■ DATASET RECORDS ■

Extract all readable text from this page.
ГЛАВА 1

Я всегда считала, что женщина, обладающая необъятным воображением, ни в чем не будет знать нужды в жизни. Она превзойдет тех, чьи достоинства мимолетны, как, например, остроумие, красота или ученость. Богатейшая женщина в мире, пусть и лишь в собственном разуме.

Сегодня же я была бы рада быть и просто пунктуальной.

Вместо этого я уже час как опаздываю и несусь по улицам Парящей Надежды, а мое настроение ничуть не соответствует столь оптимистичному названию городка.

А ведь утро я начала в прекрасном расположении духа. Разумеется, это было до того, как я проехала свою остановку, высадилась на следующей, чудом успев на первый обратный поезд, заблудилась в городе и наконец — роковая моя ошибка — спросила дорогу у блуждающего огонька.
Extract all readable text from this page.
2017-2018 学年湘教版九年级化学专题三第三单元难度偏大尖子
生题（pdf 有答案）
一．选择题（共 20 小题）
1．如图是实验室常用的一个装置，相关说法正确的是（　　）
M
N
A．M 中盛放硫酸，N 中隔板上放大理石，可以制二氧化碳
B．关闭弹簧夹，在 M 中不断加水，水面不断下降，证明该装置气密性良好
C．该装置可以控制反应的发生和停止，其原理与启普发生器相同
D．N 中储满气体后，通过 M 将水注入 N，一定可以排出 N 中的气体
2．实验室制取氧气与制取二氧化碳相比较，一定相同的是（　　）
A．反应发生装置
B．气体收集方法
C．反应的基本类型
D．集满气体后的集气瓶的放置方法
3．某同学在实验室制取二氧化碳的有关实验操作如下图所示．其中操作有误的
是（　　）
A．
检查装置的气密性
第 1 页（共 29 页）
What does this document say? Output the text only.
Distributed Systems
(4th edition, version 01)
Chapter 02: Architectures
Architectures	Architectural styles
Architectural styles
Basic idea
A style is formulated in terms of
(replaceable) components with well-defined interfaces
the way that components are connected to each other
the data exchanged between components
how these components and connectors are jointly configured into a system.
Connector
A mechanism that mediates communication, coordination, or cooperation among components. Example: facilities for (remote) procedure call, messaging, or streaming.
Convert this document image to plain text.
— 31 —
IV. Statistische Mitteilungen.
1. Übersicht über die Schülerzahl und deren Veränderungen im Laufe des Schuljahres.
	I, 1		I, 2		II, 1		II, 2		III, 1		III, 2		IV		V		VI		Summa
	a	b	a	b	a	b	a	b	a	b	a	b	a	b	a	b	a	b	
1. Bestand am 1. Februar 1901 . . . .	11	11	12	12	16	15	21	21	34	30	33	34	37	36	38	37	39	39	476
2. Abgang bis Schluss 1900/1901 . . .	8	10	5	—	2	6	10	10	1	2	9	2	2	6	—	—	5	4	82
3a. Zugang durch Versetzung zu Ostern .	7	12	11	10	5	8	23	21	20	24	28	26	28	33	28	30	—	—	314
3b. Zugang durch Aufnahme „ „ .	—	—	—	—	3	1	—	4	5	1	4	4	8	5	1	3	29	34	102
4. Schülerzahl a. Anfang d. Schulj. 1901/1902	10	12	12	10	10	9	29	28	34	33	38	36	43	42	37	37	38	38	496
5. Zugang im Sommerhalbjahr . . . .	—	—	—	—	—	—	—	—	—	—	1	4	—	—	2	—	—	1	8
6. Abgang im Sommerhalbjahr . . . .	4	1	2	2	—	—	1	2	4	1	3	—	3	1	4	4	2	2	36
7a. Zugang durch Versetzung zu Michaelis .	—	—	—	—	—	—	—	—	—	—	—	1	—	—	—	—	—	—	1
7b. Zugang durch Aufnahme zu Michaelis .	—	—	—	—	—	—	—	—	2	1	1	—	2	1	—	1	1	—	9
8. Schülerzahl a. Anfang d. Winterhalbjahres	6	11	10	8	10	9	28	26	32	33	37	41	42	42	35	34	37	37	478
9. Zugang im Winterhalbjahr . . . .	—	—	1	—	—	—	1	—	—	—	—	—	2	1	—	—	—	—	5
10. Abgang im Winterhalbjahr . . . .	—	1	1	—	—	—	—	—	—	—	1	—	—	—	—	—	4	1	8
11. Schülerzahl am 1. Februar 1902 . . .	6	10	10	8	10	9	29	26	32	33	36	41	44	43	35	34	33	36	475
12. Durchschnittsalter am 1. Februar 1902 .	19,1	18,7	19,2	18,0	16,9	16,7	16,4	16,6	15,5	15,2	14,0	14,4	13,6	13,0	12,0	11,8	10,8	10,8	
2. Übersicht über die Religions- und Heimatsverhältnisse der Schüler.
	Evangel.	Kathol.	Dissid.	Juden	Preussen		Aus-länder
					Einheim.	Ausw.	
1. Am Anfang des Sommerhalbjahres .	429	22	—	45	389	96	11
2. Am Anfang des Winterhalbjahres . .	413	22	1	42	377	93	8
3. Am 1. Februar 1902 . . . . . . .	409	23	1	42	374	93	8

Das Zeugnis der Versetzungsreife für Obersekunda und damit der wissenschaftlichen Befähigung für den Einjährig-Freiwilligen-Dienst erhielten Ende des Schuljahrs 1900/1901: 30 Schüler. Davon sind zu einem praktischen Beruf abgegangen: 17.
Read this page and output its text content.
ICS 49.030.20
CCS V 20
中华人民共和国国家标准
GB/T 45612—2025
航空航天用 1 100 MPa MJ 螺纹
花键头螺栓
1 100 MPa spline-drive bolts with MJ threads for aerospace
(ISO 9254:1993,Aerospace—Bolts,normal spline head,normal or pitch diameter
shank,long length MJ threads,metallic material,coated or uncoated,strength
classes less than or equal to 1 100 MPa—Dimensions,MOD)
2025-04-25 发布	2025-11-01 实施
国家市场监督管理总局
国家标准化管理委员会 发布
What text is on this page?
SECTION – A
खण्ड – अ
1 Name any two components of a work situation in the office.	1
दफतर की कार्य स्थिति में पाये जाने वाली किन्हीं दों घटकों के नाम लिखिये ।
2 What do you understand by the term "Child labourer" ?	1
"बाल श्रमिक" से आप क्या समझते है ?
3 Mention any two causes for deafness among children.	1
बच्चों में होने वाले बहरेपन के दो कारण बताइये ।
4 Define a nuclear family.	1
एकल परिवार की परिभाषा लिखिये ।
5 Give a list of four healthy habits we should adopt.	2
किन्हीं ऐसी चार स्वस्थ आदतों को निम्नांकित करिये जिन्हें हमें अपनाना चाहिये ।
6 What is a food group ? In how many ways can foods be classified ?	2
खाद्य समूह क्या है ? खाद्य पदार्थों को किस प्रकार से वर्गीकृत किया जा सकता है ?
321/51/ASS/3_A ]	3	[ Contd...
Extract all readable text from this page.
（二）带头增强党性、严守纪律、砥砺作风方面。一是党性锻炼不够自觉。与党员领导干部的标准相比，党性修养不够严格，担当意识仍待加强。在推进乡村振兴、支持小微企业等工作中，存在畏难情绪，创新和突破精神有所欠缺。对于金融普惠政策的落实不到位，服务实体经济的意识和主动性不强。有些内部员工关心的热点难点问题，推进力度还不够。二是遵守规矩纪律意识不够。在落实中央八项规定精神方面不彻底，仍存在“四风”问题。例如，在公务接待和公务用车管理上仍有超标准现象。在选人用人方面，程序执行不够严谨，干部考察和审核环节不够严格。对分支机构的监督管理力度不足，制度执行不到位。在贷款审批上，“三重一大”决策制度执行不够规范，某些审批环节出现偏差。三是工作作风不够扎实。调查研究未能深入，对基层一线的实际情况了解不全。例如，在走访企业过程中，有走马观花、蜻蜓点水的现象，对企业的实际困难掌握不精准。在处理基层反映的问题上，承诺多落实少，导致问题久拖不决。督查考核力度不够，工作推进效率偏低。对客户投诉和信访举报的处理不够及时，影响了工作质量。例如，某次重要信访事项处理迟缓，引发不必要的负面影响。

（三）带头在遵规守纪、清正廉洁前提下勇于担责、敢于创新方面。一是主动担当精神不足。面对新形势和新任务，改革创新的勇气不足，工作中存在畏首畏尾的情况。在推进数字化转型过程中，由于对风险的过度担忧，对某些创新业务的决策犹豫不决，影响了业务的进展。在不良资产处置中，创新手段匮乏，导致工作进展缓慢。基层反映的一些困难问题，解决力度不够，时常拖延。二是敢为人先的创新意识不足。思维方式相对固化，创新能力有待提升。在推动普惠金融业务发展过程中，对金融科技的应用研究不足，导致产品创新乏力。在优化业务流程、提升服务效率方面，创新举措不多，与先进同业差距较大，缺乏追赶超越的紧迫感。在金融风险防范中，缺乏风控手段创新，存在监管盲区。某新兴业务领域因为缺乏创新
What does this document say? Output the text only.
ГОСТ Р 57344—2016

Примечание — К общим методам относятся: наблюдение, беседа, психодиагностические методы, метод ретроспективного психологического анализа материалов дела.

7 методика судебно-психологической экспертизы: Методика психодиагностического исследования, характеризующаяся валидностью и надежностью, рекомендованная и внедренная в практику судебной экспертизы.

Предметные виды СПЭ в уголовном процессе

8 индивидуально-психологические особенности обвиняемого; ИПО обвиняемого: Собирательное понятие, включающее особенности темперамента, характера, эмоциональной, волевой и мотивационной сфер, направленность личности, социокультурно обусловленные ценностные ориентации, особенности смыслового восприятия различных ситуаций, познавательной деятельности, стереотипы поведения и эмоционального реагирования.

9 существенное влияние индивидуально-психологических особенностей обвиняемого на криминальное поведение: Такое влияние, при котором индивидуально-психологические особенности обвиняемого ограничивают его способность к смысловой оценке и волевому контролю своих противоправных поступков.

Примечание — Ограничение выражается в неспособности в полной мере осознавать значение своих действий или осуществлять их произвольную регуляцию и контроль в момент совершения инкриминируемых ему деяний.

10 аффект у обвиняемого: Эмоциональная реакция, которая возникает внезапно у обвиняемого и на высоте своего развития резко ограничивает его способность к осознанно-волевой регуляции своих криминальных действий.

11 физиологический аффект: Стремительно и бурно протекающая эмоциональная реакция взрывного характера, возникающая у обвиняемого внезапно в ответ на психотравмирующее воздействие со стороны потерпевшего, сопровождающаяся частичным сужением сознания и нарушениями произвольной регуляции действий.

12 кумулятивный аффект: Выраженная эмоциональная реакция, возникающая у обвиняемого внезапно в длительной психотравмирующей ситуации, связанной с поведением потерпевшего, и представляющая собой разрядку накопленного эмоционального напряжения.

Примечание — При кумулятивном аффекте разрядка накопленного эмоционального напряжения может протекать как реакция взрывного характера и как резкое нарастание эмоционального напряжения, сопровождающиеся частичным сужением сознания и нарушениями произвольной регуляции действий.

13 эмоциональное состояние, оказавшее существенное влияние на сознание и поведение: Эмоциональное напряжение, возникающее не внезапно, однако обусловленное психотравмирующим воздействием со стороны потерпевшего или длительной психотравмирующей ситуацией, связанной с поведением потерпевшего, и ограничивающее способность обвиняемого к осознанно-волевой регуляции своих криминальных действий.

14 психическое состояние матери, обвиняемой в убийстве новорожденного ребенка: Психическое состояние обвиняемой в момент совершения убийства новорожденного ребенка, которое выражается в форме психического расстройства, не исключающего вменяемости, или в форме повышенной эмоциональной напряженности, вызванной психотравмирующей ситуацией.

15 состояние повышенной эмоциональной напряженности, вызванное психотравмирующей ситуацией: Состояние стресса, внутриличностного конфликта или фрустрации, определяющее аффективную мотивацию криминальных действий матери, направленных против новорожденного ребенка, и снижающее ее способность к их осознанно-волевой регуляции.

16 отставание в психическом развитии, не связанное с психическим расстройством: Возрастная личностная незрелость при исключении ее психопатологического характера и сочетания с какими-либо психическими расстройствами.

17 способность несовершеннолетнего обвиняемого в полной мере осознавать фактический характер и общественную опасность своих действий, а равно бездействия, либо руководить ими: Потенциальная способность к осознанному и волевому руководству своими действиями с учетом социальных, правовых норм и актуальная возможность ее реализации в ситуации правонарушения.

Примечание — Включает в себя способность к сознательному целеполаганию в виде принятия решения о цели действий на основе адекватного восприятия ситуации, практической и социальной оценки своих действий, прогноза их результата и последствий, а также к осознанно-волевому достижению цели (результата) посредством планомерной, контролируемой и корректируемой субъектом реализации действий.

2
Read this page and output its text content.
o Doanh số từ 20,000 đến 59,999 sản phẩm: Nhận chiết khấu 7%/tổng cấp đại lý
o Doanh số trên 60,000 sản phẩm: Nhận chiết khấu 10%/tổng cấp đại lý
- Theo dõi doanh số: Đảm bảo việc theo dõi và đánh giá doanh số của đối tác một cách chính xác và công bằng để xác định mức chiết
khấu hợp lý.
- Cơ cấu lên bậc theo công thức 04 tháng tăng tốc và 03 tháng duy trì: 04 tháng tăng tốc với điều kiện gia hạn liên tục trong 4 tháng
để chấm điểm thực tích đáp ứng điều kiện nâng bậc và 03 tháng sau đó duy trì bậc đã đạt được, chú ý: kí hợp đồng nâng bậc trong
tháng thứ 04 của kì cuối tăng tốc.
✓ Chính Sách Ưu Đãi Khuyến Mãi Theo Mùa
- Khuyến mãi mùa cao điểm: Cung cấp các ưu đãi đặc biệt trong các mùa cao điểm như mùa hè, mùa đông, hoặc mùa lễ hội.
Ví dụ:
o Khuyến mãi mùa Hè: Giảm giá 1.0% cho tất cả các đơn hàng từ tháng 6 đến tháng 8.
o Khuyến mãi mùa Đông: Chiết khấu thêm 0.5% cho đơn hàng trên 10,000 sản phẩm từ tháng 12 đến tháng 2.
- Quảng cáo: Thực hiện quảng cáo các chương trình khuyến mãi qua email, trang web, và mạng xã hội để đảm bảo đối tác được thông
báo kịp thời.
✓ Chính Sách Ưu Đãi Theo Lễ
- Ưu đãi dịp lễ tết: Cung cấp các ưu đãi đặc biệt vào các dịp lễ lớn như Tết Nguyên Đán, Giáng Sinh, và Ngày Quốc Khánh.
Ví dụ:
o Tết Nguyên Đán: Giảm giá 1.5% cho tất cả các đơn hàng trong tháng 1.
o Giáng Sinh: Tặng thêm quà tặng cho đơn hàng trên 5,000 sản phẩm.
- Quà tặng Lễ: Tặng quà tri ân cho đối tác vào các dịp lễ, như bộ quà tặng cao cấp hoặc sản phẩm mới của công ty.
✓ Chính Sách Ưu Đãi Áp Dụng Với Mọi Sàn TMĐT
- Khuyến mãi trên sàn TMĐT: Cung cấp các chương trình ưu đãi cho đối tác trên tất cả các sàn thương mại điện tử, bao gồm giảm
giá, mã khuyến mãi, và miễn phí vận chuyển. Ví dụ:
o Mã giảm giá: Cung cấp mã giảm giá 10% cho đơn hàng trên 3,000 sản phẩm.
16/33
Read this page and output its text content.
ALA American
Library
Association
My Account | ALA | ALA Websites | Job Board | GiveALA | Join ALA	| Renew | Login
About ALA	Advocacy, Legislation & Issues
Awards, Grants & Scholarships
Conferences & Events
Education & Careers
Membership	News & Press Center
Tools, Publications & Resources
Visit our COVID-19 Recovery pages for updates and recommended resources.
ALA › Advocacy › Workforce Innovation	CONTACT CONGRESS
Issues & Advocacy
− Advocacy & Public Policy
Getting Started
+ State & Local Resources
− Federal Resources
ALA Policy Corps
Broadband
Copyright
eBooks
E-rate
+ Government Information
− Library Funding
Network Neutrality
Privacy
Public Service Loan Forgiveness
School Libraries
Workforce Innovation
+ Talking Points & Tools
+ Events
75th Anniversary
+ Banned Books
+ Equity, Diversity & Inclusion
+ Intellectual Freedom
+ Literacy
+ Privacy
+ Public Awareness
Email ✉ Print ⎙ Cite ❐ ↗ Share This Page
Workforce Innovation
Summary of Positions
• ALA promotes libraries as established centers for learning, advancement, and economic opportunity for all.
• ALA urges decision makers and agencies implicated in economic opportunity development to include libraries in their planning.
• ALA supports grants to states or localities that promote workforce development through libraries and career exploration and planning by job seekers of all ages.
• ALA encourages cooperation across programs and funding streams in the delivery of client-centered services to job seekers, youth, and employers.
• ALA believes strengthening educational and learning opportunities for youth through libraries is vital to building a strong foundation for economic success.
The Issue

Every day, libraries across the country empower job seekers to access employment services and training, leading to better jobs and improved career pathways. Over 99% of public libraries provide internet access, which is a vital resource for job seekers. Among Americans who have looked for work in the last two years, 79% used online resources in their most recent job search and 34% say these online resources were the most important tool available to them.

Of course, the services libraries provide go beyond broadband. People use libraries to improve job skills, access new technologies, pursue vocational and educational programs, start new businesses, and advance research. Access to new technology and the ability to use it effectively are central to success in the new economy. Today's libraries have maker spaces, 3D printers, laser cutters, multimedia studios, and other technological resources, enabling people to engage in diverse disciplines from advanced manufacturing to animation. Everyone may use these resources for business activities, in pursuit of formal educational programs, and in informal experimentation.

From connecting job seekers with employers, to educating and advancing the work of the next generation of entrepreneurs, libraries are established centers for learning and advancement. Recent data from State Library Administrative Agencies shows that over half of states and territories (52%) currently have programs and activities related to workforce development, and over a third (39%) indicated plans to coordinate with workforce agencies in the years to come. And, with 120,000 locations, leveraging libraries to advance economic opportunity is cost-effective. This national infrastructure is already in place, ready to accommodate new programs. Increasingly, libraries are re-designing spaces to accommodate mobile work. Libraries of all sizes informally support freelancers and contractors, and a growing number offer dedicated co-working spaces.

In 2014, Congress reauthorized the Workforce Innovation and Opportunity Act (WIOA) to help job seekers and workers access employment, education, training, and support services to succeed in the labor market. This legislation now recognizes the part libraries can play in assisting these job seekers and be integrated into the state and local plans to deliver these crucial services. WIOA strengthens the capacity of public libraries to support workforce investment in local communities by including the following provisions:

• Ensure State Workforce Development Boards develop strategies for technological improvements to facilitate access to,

■ WHAT YOU ARE ASKED TO DO ■
Copy out the lines in which the string "thêm" appears.

■ FULL ANSWER ■
o Khuyến mãi mùa Đông: Chiết khấu thêm 0.5% cho đơn hàng trên 10,000 sản phẩm từ tháng 12 đến tháng 2.
o Giáng Sinh: Tặng thêm quà tặng cho đơn hàng trên 5,000 sản phẩm.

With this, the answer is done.